Corey participated in "the sacriment" at a gathering of witches. John
DeRich testified that.
"gils Cory...told me that he wanted som platers
for he was gowen to afeast...he took the platers and cared them a way
being gown a bout half a oure with them...". A deposition by Elizabeth
Booth stated "there appeared to us a grate number of wicthes as neare as
we could tell about fifty thirteen of which we knew:who did Receive the
sacriment in our right amongst whicth we saw Giles Cory who brought to
us bread and wine urging us to pertake thereof: but because we Refused
he did most greviously afflect and torment us: and we beleve in our
hearts that Giles Cory is a wizzard..."
On April 18th, Giles Cory and Mary Warren
of the Village, Abigail Hobbs of Topsfield, and Bridget Bishop of Salem
were arrested. On April 19th, they were examined. Only Abigail Hobbs
confessed.

Bridget Bishop House
(Plate 19; 238 Conant Street).
The court ordered Cory's hands to be tied,
and they asked him if it were not enough to "act witchcraft at other
times, but must you do it now in face of authority?" He replied, "I am a
poor creature and cannot help it." Again, a magistrate exclaimed, "Why do
you tell such wicked lies against witnesses?" One of his hands was loosed
and the girls were afflicted. He held his head on on side, and the heads
of the afflicted were held on one side. He drew in his cheeks, and the
cheeks of the afflicted were sucked in.

★ ★ ★ ★ ★ ★ ★

Short exercise: Reproduce part of the Giles Cory passage word for word, starting at the words "Bridget Bishop House" and stopping after "were sucked in.". The listing that comes next has no connection to the Giles Cory passage.

Collected data:
★ ★ ★ ★ ★ ★ ★

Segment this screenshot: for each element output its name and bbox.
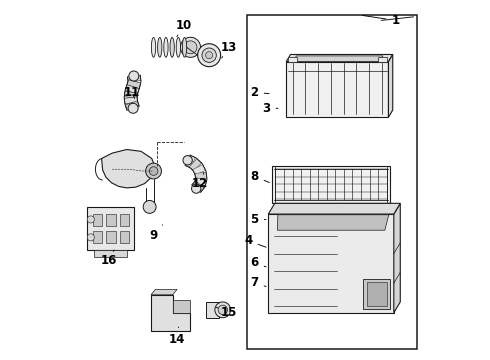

★ ★ ★ ★ ★ ★ ★

The solution:
Bridget Bishop House
(Plate 19; 238 Conant Street).
The court ordered Cory's hands to be tied,
and they asked him if it were not enough to "act witchcraft at other
times, but must you do it now in face of authority?" He replied, "I am a
poor creature and cannot help it." Again, a magistrate exclaimed, "Why do
you tell such wicked lies against witnesses?" One of his hands was loosed
and the girls were afflicted. He held his head on on side, and the heads
of the afflicted were held on one side. He drew in his cheeks, and the
cheeks of the afflicted were sucked in.